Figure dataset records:
-*-
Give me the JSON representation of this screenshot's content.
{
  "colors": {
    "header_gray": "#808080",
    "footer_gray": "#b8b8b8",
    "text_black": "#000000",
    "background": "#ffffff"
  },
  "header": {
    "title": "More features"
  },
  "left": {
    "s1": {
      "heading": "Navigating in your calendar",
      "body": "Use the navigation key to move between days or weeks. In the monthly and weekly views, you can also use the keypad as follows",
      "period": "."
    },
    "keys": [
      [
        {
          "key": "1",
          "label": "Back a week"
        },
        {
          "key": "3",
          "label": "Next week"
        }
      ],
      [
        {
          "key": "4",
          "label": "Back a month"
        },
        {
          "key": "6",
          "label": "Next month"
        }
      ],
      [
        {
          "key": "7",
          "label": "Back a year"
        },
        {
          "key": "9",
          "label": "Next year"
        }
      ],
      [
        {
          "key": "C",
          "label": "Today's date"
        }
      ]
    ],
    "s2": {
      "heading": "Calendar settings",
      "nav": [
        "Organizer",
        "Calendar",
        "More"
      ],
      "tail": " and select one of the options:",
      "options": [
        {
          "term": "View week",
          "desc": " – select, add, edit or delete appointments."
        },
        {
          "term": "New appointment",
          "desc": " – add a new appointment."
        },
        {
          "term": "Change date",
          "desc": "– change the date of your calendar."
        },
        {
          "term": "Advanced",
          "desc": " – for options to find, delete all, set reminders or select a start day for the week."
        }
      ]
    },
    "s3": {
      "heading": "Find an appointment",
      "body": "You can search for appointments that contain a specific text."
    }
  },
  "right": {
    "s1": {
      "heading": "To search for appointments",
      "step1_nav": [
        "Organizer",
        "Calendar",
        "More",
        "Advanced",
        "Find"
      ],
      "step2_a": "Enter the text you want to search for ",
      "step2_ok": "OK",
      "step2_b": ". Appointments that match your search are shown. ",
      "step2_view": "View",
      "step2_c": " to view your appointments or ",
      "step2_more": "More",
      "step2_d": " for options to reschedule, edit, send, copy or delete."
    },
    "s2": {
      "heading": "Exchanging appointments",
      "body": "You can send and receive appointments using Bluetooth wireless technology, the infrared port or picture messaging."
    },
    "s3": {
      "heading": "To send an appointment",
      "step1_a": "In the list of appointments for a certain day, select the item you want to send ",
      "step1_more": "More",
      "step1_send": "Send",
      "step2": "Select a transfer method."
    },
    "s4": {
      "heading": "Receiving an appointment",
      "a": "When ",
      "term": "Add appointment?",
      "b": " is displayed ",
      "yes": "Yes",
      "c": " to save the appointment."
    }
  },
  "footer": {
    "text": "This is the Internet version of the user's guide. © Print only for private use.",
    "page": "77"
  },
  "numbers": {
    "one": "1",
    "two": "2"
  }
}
-*-
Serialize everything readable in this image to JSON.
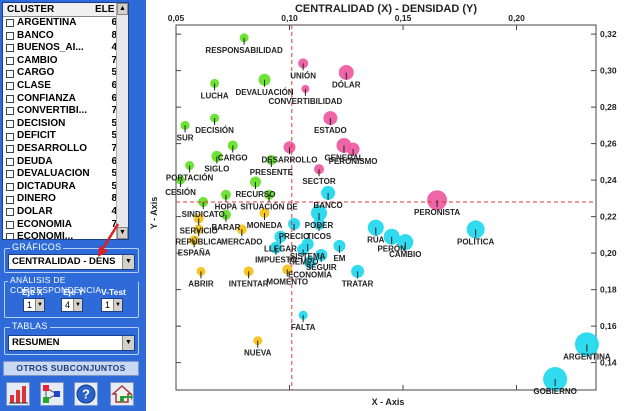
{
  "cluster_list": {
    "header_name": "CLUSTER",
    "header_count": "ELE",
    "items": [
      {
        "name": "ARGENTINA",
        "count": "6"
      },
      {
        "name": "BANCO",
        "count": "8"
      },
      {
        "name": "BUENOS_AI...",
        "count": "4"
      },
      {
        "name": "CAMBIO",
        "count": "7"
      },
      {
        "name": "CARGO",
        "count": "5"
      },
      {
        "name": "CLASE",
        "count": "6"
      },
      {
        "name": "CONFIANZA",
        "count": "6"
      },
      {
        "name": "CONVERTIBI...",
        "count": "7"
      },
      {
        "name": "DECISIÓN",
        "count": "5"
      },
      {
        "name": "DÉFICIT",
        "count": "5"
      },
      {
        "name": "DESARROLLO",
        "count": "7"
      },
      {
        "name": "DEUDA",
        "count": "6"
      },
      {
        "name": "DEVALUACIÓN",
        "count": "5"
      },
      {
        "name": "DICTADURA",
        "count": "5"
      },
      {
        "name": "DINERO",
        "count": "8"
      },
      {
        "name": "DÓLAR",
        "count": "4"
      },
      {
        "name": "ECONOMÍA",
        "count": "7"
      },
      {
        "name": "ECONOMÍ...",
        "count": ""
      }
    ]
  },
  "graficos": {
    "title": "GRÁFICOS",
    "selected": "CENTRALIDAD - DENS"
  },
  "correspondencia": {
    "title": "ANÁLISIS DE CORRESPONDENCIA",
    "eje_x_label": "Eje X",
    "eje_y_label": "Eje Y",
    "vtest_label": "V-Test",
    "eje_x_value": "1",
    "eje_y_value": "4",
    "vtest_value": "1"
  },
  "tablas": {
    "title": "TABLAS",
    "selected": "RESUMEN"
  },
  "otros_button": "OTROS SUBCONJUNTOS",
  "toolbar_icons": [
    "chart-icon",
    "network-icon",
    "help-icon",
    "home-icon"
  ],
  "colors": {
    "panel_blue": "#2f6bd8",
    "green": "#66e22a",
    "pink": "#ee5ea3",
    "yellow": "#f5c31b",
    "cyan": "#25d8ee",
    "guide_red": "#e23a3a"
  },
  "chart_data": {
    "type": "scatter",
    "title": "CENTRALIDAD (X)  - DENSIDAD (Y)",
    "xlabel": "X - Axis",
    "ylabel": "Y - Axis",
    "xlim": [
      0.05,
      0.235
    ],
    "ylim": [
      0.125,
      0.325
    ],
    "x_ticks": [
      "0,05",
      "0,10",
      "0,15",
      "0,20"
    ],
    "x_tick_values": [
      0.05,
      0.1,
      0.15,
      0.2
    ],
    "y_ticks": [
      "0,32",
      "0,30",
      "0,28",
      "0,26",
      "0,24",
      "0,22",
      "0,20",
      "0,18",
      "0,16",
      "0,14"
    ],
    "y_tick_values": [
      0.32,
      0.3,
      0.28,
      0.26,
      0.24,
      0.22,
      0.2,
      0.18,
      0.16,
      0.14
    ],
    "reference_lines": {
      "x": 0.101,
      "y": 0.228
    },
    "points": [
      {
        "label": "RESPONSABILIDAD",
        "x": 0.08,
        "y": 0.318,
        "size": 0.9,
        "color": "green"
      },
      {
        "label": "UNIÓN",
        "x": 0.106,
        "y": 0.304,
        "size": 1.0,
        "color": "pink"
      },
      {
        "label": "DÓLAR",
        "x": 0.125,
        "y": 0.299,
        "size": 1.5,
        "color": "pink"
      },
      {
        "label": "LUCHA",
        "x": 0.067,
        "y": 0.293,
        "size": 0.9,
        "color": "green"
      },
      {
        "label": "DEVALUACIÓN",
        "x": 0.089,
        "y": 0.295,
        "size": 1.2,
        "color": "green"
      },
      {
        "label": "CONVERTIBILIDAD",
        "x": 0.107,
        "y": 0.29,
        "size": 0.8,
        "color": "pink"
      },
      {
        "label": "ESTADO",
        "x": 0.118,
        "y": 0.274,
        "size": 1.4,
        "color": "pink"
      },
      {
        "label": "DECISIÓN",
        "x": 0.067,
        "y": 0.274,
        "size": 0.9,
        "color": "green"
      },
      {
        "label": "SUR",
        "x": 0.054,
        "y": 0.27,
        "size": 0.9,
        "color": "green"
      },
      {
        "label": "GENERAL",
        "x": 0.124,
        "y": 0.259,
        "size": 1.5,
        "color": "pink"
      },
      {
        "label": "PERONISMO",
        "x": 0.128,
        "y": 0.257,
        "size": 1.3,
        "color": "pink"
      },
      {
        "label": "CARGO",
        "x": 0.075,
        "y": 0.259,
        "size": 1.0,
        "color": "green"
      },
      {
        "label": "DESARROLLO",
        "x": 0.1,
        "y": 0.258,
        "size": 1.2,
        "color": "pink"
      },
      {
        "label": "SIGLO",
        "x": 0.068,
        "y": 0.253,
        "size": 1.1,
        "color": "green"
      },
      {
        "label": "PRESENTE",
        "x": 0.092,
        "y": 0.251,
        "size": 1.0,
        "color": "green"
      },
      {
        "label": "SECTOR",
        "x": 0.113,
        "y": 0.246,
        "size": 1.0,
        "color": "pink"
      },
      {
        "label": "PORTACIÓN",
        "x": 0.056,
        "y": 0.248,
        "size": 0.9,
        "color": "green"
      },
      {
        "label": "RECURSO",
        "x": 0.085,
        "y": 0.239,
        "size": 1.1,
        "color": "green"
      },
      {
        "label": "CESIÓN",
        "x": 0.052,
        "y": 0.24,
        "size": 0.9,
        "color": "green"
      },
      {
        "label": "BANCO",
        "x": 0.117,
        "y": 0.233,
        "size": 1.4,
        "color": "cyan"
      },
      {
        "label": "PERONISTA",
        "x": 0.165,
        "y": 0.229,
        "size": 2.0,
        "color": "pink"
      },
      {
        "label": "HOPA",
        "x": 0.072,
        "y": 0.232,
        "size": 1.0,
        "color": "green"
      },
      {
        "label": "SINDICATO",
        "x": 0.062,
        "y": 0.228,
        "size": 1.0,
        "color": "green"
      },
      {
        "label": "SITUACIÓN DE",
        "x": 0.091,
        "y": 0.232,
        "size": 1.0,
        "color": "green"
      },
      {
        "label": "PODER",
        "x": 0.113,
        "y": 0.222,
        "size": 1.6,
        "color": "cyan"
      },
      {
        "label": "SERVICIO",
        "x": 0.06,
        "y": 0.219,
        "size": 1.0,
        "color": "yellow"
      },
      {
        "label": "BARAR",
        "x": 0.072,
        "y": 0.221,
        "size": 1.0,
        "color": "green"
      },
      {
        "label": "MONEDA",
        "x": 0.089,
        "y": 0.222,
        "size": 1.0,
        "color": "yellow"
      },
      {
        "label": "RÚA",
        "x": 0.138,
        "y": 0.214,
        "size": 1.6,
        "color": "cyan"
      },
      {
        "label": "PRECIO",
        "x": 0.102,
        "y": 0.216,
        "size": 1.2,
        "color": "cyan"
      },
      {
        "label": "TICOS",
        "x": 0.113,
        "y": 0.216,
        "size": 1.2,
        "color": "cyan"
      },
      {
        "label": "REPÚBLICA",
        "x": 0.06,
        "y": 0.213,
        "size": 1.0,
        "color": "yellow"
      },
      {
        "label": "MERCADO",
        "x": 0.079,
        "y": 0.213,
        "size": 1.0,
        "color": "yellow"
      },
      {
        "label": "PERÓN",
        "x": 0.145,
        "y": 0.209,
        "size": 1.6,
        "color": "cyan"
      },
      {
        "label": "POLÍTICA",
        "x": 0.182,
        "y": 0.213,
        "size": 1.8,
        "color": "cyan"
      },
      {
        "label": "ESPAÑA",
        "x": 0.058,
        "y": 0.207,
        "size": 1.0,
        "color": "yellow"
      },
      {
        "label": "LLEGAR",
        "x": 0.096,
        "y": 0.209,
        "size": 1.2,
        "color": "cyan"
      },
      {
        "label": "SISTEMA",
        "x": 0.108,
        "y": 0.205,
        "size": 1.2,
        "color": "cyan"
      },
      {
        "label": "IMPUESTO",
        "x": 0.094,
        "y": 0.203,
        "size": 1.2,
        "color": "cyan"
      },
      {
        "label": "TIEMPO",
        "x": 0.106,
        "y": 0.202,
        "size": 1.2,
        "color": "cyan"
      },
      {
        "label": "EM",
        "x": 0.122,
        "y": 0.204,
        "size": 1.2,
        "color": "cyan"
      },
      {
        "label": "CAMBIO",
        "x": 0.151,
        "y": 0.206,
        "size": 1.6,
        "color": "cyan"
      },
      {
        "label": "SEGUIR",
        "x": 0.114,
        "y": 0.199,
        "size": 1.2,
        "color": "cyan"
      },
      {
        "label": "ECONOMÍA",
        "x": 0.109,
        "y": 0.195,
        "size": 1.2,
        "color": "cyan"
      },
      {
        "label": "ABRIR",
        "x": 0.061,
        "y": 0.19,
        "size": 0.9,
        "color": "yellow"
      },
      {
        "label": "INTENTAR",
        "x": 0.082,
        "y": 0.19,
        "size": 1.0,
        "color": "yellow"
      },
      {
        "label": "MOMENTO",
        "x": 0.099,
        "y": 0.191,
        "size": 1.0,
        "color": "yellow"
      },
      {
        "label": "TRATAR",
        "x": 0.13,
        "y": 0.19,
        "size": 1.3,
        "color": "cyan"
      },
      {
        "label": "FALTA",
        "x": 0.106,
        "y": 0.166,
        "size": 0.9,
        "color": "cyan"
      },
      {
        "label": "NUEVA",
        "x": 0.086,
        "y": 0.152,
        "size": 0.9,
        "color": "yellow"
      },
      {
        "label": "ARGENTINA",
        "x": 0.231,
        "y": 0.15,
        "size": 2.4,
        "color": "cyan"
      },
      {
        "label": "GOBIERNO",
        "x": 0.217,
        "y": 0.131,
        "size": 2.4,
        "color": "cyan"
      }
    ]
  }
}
-*-
_YOUR INSTRUCTIONS_
Lines that include the word "body" are to be extracted from the data above.

_TASK RESULT_
      "body": "Use the navigation key to move between days or weeks. In the monthly and weekly views, you can also use the keypad as follows",
      "body": "You can search for appointments that contain a specific text."
      "body": "You can send and receive appointments using Bluetooth wireless technology, the infrared port or picture messaging."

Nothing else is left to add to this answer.